> DATASET CONTENT:
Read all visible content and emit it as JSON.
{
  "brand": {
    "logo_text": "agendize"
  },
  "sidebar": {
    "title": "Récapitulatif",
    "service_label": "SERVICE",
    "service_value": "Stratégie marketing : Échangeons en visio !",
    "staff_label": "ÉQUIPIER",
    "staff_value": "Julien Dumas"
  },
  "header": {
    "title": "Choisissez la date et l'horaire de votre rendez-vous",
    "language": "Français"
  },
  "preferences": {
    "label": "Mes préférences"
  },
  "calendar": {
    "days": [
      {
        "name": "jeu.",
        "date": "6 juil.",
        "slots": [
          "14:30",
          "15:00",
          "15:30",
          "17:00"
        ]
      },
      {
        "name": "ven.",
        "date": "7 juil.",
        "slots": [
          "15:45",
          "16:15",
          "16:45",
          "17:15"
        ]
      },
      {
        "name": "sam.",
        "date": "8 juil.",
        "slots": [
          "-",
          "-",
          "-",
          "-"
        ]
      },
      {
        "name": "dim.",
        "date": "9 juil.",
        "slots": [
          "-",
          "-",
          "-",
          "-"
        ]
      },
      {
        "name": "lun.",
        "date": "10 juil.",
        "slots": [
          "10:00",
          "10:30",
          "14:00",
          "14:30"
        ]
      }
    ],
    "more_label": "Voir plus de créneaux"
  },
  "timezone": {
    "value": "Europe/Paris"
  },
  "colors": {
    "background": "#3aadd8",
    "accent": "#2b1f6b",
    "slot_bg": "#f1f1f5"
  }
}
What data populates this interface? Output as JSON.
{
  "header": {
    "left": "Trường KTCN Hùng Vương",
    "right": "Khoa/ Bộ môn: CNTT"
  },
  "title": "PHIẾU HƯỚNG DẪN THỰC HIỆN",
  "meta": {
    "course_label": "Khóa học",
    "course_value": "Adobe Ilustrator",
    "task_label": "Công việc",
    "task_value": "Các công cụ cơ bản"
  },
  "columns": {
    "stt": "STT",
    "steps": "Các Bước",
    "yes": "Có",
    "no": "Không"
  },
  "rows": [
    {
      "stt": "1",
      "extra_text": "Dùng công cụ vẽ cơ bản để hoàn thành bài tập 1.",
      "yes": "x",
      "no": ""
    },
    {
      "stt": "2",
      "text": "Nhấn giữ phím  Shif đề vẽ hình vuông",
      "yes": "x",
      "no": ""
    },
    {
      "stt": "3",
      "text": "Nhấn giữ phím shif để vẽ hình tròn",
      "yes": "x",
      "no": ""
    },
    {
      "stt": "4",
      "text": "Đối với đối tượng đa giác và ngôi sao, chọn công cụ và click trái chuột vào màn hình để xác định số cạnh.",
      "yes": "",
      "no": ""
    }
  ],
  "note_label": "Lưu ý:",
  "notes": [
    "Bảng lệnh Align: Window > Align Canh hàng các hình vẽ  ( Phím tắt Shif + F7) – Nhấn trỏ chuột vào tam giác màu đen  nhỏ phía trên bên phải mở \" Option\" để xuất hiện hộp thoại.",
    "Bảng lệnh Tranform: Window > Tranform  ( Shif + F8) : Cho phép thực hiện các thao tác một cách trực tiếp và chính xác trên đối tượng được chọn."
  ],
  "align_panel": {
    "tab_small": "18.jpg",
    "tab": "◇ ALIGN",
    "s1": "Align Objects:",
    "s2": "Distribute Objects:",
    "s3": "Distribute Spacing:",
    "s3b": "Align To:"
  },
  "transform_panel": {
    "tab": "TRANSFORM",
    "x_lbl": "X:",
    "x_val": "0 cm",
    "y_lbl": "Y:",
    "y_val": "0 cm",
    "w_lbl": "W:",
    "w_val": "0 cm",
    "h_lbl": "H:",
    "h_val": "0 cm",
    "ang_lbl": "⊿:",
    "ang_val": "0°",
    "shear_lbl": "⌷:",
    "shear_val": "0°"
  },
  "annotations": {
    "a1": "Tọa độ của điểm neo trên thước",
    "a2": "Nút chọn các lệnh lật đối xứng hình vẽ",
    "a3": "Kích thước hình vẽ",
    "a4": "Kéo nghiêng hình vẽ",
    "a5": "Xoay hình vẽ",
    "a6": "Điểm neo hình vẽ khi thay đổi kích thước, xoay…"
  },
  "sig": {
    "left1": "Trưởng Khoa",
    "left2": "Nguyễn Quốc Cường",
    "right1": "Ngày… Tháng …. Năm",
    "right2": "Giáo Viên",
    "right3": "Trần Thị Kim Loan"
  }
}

> TASK STATEMENT: Return each entry from the material above exactly as it appears.

> SOLUTION TO THIS TASK:
Read all visible content and emit it as JSON.
{
  "brand": {
    "logo_text": "agendize"
  },
  "sidebar": {
    "title": "Récapitulatif",
    "service_label": "SERVICE",
    "service_value": "Stratégie marketing : Échangeons en visio !",
    "staff_label": "ÉQUIPIER",
    "staff_value": "Julien Dumas"
  },
  "header": {
    "title": "Choisissez la date et l'horaire de votre rendez-vous",
    "language": "Français"
  },
  "preferences": {
    "label": "Mes préférences"
  },
  "calendar": {
    "days": [
      {
        "name": "jeu.",
        "date": "6 juil.",
        "slots": [
          "14:30",
          "15:00",
          "15:30",
          "17:00"
        ]
      },
      {
        "name": "ven.",
        "date": "7 juil.",
        "slots": [
          "15:45",
          "16:15",
          "16:45",
          "17:15"
        ]
      },
      {
        "name": "sam.",
        "date": "8 juil.",
        "slots": [
          "-",
          "-",
          "-",
          "-"
        ]
      },
      {
        "name": "dim.",
        "date": "9 juil.",
        "slots": [
          "-",
          "-",
          "-",
          "-"
        ]
      },
      {
        "name": "lun.",
        "date": "10 juil.",
        "slots": [
          "10:00",
          "10:30",
          "14:00",
          "14:30"
        ]
      }
    ],
    "more_label": "Voir plus de créneaux"
  },
  "timezone": {
    "value": "Europe/Paris"
  },
  "colors": {
    "background": "#3aadd8",
    "accent": "#2b1f6b",
    "slot_bg": "#f1f1f5"
  }
}
What data populates this interface? Output as JSON.
{
  "header": {
    "left": "Trường KTCN Hùng Vương",
    "right": "Khoa/ Bộ môn: CNTT"
  },
  "title": "PHIẾU HƯỚNG DẪN THỰC HIỆN",
  "meta": {
    "course_label": "Khóa học",
    "course_value": "Adobe Ilustrator",
    "task_label": "Công việc",
    "task_value": "Các công cụ cơ bản"
  },
  "columns": {
    "stt": "STT",
    "steps": "Các Bước",
    "yes": "Có",
    "no": "Không"
  },
  "rows": [
    {
      "stt": "1",
      "extra_text": "Dùng công cụ vẽ cơ bản để hoàn thành bài tập 1.",
      "yes": "x",
      "no": ""
    },
    {
      "stt": "2",
      "text": "Nhấn giữ phím  Shif đề vẽ hình vuông",
      "yes": "x",
      "no": ""
    },
    {
      "stt": "3",
      "text": "Nhấn giữ phím shif để vẽ hình tròn",
      "yes": "x",
      "no": ""
    },
    {
      "stt": "4",
      "text": "Đối với đối tượng đa giác và ngôi sao, chọn công cụ và click trái chuột vào màn hình để xác định số cạnh.",
      "yes": "",
      "no": ""
    }
  ],
  "note_label": "Lưu ý:",
  "notes": [
    "Bảng lệnh Align: Window > Align Canh hàng các hình vẽ  ( Phím tắt Shif + F7) – Nhấn trỏ chuột vào tam giác màu đen  nhỏ phía trên bên phải mở \" Option\" để xuất hiện hộp thoại.",
    "Bảng lệnh Tranform: Window > Tranform  ( Shif + F8) : Cho phép thực hiện các thao tác một cách trực tiếp và chính xác trên đối tượng được chọn."
  ],
  "align_panel": {
    "tab_small": "18.jpg",
    "tab": "◇ ALIGN",
    "s1": "Align Objects:",
    "s2": "Distribute Objects:",
    "s3": "Distribute Spacing:",
    "s3b": "Align To:"
  },
  "transform_panel": {
    "tab": "TRANSFORM",
    "x_lbl": "X:",
    "x_val": "0 cm",
    "y_lbl": "Y:",
    "y_val": "0 cm",
    "w_lbl": "W:",
    "w_val": "0 cm",
    "h_lbl": "H:",
    "h_val": "0 cm",
    "ang_lbl": "⊿:",
    "ang_val": "0°",
    "shear_lbl": "⌷:",
    "shear_val": "0°"
  },
  "annotations": {
    "a1": "Tọa độ của điểm neo trên thước",
    "a2": "Nút chọn các lệnh lật đối xứng hình vẽ",
    "a3": "Kích thước hình vẽ",
    "a4": "Kéo nghiêng hình vẽ",
    "a5": "Xoay hình vẽ",
    "a6": "Điểm neo hình vẽ khi thay đổi kích thước, xoay…"
  },
  "sig": {
    "left1": "Trưởng Khoa",
    "left2": "Nguyễn Quốc Cường",
    "right1": "Ngày… Tháng …. Năm",
    "right2": "Giáo Viên",
    "right3": "Trần Thị Kim Loan"
  }
}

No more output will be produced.